Given task: Take the material below and write it all out again exactly.

Stored data:

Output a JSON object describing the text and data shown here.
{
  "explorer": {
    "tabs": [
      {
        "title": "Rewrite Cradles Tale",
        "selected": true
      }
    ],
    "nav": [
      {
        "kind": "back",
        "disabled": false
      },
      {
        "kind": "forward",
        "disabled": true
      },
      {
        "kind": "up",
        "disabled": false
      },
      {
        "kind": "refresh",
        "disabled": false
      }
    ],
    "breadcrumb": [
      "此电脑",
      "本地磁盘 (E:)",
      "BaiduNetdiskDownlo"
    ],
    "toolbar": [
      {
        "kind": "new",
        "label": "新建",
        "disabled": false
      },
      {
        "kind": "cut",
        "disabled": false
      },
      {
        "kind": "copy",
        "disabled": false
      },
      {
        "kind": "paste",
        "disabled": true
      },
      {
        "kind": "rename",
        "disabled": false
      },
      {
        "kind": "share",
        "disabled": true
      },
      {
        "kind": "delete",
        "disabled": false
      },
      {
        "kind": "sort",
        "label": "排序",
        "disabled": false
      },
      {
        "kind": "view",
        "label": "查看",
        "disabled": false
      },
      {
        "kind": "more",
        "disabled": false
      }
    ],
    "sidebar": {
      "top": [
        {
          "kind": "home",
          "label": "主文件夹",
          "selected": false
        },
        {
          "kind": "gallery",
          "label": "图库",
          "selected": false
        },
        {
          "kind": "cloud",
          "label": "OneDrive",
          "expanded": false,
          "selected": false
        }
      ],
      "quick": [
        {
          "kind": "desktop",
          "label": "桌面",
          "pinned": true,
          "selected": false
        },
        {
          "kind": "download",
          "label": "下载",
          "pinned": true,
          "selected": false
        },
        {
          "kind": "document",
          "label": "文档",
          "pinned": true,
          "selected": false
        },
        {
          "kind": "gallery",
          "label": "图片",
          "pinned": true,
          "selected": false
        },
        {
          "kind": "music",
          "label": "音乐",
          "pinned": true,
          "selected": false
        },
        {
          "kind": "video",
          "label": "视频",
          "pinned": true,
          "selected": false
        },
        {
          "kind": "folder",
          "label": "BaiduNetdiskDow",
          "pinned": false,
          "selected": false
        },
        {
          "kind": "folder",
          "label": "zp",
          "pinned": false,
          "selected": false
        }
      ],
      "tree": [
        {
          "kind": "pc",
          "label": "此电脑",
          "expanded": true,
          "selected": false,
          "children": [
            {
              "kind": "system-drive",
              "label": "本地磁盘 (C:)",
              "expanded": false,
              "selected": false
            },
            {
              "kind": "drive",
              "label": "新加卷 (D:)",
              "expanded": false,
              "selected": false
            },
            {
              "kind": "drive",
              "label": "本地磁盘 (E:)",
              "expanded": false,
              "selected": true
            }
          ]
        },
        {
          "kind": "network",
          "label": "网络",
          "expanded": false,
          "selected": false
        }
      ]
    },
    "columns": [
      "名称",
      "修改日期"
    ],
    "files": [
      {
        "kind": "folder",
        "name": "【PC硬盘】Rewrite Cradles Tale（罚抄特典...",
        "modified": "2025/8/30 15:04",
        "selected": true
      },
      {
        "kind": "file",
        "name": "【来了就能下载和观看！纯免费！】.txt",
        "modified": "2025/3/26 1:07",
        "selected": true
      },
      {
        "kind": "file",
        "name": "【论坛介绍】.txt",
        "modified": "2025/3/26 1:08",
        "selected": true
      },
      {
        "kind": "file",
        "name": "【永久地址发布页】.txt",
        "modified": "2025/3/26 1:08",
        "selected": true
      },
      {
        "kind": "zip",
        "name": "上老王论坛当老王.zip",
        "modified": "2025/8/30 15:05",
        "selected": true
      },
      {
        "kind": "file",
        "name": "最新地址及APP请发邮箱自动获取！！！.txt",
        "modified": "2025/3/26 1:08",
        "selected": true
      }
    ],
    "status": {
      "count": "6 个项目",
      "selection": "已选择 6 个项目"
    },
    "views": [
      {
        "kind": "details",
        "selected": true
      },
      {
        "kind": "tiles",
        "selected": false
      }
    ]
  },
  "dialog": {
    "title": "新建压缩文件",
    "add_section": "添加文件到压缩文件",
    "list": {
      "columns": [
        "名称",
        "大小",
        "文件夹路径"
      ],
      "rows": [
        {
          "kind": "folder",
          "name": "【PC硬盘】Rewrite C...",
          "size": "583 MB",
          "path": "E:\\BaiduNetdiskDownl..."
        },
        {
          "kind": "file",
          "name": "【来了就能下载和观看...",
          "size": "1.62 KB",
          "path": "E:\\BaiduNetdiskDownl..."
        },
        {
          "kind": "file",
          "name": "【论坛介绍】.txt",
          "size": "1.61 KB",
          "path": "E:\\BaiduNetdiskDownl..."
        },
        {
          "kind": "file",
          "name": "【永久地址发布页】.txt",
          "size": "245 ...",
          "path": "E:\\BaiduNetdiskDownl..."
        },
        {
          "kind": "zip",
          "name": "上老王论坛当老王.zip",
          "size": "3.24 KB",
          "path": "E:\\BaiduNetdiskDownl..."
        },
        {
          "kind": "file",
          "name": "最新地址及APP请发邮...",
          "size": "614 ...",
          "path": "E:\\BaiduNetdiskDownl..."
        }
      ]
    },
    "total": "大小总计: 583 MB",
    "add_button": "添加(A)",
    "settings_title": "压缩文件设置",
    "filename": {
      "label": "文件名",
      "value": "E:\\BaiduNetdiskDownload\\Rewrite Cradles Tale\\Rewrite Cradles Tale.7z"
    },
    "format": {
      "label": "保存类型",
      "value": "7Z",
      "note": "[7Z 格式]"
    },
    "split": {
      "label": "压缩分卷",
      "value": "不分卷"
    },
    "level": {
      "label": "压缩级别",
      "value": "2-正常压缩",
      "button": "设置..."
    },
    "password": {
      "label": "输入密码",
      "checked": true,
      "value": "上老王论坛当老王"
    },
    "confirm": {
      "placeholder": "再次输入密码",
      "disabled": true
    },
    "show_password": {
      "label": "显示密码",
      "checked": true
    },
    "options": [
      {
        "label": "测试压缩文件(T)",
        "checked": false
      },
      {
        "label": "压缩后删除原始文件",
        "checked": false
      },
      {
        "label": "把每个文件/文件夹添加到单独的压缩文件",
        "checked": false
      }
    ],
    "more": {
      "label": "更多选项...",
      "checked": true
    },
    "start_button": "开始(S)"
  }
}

Result of the task:
Output a JSON object describing the text and data shown here.
{
  "explorer": {
    "tabs": [
      {
        "title": "Rewrite Cradles Tale",
        "selected": true
      }
    ],
    "nav": [
      {
        "kind": "back",
        "disabled": false
      },
      {
        "kind": "forward",
        "disabled": true
      },
      {
        "kind": "up",
        "disabled": false
      },
      {
        "kind": "refresh",
        "disabled": false
      }
    ],
    "breadcrumb": [
      "此电脑",
      "本地磁盘 (E:)",
      "BaiduNetdiskDownlo"
    ],
    "toolbar": [
      {
        "kind": "new",
        "label": "新建",
        "disabled": false
      },
      {
        "kind": "cut",
        "disabled": false
      },
      {
        "kind": "copy",
        "disabled": false
      },
      {
        "kind": "paste",
        "disabled": true
      },
      {
        "kind": "rename",
        "disabled": false
      },
      {
        "kind": "share",
        "disabled": true
      },
      {
        "kind": "delete",
        "disabled": false
      },
      {
        "kind": "sort",
        "label": "排序",
        "disabled": false
      },
      {
        "kind": "view",
        "label": "查看",
        "disabled": false
      },
      {
        "kind": "more",
        "disabled": false
      }
    ],
    "sidebar": {
      "top": [
        {
          "kind": "home",
          "label": "主文件夹",
          "selected": false
        },
        {
          "kind": "gallery",
          "label": "图库",
          "selected": false
        },
        {
          "kind": "cloud",
          "label": "OneDrive",
          "expanded": false,
          "selected": false
        }
      ],
      "quick": [
        {
          "kind": "desktop",
          "label": "桌面",
          "pinned": true,
          "selected": false
        },
        {
          "kind": "download",
          "label": "下载",
          "pinned": true,
          "selected": false
        },
        {
          "kind": "document",
          "label": "文档",
          "pinned": true,
          "selected": false
        },
        {
          "kind": "gallery",
          "label": "图片",
          "pinned": true,
          "selected": false
        },
        {
          "kind": "music",
          "label": "音乐",
          "pinned": true,
          "selected": false
        },
        {
          "kind": "video",
          "label": "视频",
          "pinned": true,
          "selected": false
        },
        {
          "kind": "folder",
          "label": "BaiduNetdiskDow",
          "pinned": false,
          "selected": false
        },
        {
          "kind": "folder",
          "label": "zp",
          "pinned": false,
          "selected": false
        }
      ],
      "tree": [
        {
          "kind": "pc",
          "label": "此电脑",
          "expanded": true,
          "selected": false,
          "children": [
            {
              "kind": "system-drive",
              "label": "本地磁盘 (C:)",
              "expanded": false,
              "selected": false
            },
            {
              "kind": "drive",
              "label": "新加卷 (D:)",
              "expanded": false,
              "selected": false
            },
            {
              "kind": "drive",
              "label": "本地磁盘 (E:)",
              "expanded": false,
              "selected": true
            }
          ]
        },
        {
          "kind": "network",
          "label": "网络",
          "expanded": false,
          "selected": false
        }
      ]
    },
    "columns": [
      "名称",
      "修改日期"
    ],
    "files": [
      {
        "kind": "folder",
        "name": "【PC硬盘】Rewrite Cradles Tale（罚抄特典...",
        "modified": "2025/8/30 15:04",
        "selected": true
      },
      {
        "kind": "file",
        "name": "【来了就能下载和观看！纯免费！】.txt",
        "modified": "2025/3/26 1:07",
        "selected": true
      },
      {
        "kind": "file",
        "name": "【论坛介绍】.txt",
        "modified": "2025/3/26 1:08",
        "selected": true
      },
      {
        "kind": "file",
        "name": "【永久地址发布页】.txt",
        "modified": "2025/3/26 1:08",
        "selected": true
      },
      {
        "kind": "zip",
        "name": "上老王论坛当老王.zip",
        "modified": "2025/8/30 15:05",
        "selected": true
      },
      {
        "kind": "file",
        "name": "最新地址及APP请发邮箱自动获取！！！.txt",
        "modified": "2025/3/26 1:08",
        "selected": true
      }
    ],
    "status": {
      "count": "6 个项目",
      "selection": "已选择 6 个项目"
    },
    "views": [
      {
        "kind": "details",
        "selected": true
      },
      {
        "kind": "tiles",
        "selected": false
      }
    ]
  },
  "dialog": {
    "title": "新建压缩文件",
    "add_section": "添加文件到压缩文件",
    "list": {
      "columns": [
        "名称",
        "大小",
        "文件夹路径"
      ],
      "rows": [
        {
          "kind": "folder",
          "name": "【PC硬盘】Rewrite C...",
          "size": "583 MB",
          "path": "E:\\BaiduNetdiskDownl..."
        },
        {
          "kind": "file",
          "name": "【来了就能下载和观看...",
          "size": "1.62 KB",
          "path": "E:\\BaiduNetdiskDownl..."
        },
        {
          "kind": "file",
          "name": "【论坛介绍】.txt",
          "size": "1.61 KB",
          "path": "E:\\BaiduNetdiskDownl..."
        },
        {
          "kind": "file",
          "name": "【永久地址发布页】.txt",
          "size": "245 ...",
          "path": "E:\\BaiduNetdiskDownl..."
        },
        {
          "kind": "zip",
          "name": "上老王论坛当老王.zip",
          "size": "3.24 KB",
          "path": "E:\\BaiduNetdiskDownl..."
        },
        {
          "kind": "file",
          "name": "最新地址及APP请发邮...",
          "size": "614 ...",
          "path": "E:\\BaiduNetdiskDownl..."
        }
      ]
    },
    "total": "大小总计: 583 MB",
    "add_button": "添加(A)",
    "settings_title": "压缩文件设置",
    "filename": {
      "label": "文件名",
      "value": "E:\\BaiduNetdiskDownload\\Rewrite Cradles Tale\\Rewrite Cradles Tale.7z"
    },
    "format": {
      "label": "保存类型",
      "value": "7Z",
      "note": "[7Z 格式]"
    },
    "split": {
      "label": "压缩分卷",
      "value": "不分卷"
    },
    "level": {
      "label": "压缩级别",
      "value": "2-正常压缩",
      "button": "设置..."
    },
    "password": {
      "label": "输入密码",
      "checked": true,
      "value": "上老王论坛当老王"
    },
    "confirm": {
      "placeholder": "再次输入密码",
      "disabled": true
    },
    "show_password": {
      "label": "显示密码",
      "checked": true
    },
    "options": [
      {
        "label": "测试压缩文件(T)",
        "checked": false
      },
      {
        "label": "压缩后删除原始文件",
        "checked": false
      },
      {
        "label": "把每个文件/文件夹添加到单独的压缩文件",
        "checked": false
      }
    ],
    "more": {
      "label": "更多选项...",
      "checked": true
    },
    "start_button": "开始(S)"
  }
}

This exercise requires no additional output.